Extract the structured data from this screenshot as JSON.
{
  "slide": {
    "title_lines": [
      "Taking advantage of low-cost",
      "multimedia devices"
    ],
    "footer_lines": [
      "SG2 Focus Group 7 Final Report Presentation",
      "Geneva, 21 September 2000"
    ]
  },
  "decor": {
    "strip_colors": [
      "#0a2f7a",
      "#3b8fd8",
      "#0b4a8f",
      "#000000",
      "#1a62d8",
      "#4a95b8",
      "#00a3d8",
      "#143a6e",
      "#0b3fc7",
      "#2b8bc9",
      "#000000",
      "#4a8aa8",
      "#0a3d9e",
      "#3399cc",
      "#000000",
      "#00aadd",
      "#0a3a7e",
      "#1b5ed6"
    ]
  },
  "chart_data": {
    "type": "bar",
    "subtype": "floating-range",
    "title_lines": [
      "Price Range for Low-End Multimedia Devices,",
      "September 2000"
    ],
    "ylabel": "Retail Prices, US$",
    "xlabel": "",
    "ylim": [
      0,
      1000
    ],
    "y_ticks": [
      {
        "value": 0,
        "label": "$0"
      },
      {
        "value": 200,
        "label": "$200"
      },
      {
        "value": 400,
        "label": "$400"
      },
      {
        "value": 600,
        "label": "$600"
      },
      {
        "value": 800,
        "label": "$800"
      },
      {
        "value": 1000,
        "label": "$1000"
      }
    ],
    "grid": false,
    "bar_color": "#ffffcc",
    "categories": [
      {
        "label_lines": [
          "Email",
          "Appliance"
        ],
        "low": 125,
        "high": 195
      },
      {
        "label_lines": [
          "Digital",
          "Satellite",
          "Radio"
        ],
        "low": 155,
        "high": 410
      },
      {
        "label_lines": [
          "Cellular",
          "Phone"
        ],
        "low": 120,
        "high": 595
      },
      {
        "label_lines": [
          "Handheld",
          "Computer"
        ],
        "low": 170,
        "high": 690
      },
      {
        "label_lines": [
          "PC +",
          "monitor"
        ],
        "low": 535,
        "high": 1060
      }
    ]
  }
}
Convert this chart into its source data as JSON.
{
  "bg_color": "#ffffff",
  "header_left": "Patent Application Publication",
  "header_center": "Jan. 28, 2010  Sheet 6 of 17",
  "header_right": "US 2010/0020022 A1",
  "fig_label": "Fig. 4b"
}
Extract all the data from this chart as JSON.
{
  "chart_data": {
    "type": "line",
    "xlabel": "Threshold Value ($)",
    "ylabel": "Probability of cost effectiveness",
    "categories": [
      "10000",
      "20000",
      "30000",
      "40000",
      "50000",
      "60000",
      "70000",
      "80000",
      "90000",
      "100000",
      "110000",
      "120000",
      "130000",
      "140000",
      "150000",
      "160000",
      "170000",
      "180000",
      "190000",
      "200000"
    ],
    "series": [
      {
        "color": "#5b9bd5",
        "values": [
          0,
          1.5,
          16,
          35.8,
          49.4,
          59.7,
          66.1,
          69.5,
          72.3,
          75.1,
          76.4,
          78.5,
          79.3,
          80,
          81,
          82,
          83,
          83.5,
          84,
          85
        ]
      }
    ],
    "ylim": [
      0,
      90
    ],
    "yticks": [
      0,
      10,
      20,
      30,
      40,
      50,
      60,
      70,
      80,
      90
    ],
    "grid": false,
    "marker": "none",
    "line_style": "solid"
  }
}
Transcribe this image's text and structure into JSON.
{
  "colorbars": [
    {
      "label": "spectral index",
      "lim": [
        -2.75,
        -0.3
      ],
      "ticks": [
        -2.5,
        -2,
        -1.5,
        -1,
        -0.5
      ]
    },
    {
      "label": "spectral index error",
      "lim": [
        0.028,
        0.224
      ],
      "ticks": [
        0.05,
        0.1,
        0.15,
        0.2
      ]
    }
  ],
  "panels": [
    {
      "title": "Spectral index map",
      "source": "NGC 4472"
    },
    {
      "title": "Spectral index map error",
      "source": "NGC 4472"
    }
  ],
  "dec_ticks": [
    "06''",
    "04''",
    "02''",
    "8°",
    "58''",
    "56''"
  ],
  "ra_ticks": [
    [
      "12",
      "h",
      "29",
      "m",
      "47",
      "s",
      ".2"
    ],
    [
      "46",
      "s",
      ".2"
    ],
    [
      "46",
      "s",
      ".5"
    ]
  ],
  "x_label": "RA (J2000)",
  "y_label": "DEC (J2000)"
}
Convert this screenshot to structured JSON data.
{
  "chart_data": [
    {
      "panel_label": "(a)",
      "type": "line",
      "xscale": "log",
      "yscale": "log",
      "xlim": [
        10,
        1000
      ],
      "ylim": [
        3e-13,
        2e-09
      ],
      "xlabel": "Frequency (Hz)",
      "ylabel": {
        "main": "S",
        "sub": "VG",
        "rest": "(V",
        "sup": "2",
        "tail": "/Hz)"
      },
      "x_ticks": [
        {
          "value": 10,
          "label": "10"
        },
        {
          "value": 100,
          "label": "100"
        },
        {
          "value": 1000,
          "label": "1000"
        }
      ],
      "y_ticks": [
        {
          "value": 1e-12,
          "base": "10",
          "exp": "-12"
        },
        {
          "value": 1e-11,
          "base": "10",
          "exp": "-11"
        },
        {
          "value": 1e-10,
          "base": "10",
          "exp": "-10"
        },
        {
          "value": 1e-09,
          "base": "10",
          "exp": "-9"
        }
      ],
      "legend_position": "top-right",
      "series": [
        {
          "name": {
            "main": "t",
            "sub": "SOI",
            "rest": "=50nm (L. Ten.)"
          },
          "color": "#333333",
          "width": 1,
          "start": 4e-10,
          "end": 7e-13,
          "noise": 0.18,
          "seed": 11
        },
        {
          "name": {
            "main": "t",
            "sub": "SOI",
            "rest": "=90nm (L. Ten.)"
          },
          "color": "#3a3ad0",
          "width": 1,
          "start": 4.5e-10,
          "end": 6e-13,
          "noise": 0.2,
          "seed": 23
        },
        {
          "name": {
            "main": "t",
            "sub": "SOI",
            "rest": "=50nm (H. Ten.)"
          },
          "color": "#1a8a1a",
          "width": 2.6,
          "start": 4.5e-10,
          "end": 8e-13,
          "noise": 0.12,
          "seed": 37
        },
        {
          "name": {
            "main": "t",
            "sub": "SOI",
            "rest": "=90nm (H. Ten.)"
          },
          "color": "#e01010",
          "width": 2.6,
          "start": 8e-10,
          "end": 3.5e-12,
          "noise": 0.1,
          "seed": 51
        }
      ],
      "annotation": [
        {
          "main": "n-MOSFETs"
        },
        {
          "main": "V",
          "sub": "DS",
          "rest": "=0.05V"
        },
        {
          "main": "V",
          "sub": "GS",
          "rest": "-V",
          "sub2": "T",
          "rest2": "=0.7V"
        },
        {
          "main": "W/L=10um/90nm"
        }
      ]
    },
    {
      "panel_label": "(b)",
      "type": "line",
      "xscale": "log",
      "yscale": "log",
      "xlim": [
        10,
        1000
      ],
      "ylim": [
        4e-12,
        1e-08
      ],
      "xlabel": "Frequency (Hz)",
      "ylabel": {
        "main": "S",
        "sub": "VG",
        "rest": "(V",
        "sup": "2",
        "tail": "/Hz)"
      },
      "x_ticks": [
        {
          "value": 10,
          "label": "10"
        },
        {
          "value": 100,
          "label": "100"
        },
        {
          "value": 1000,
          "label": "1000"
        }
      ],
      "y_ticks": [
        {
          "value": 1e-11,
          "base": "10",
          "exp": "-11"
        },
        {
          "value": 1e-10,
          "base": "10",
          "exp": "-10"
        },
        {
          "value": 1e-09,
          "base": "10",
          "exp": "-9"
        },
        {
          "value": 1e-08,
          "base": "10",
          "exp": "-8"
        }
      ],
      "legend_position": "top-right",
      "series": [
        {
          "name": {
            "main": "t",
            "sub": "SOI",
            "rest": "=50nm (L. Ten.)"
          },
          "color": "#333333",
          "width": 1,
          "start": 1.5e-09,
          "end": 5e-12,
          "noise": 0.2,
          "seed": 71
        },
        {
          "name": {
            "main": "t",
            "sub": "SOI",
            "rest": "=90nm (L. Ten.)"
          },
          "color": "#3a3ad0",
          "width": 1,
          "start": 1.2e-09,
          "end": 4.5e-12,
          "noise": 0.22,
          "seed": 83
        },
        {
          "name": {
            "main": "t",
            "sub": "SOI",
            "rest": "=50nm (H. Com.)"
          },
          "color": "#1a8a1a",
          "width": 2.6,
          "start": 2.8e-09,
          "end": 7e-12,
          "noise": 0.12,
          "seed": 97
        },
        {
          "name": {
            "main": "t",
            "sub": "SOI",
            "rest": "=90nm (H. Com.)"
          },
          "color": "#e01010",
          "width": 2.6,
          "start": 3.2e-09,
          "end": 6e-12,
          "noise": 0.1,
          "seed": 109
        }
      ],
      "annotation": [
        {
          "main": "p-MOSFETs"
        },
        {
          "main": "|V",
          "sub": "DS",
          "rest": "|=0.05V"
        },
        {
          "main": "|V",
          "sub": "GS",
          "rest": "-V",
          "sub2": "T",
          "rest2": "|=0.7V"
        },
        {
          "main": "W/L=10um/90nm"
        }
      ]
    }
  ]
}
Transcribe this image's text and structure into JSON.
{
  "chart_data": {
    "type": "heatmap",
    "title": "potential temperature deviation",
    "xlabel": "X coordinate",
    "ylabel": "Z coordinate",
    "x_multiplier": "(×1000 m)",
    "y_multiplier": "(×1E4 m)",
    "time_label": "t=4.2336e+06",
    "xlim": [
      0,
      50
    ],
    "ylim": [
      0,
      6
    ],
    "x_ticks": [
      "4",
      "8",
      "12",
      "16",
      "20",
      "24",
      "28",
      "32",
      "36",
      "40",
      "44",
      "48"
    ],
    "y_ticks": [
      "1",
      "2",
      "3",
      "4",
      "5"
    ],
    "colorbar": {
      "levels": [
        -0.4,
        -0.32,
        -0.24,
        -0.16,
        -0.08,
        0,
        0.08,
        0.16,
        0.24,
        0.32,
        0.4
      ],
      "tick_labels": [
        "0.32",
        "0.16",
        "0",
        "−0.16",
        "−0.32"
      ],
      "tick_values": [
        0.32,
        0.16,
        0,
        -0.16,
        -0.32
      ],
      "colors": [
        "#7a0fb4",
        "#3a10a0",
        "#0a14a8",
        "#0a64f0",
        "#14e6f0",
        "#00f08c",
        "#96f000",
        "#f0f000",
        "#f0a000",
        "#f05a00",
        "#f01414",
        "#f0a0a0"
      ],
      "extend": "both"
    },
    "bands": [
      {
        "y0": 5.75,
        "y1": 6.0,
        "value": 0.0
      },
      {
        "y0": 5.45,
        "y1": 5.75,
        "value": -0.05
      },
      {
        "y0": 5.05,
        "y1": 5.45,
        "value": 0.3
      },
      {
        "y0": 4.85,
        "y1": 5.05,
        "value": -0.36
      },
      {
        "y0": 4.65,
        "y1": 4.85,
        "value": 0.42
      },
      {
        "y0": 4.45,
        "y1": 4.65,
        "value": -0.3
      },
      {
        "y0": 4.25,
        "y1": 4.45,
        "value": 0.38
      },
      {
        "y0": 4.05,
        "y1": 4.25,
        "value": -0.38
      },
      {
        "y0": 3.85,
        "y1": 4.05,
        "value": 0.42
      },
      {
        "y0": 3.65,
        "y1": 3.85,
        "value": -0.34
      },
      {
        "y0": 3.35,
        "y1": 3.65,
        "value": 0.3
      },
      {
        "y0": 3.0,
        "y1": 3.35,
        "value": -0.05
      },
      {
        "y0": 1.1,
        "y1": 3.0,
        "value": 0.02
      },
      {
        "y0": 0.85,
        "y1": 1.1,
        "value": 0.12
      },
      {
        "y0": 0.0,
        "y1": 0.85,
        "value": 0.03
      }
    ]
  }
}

^^^^^^^^^^^^^^^^

**AIM OF THE TASK:** Using the listing above, show every line that includes the string "JSON".

**RESPONSE BELOW:**
Extract the structured data from this screenshot as JSON.
Convert this chart into its source data as JSON.
Extract all the data from this chart as JSON.
Transcribe this image's text and structure into JSON.
Convert this screenshot to structured JSON data.
Transcribe this image's text and structure into JSON.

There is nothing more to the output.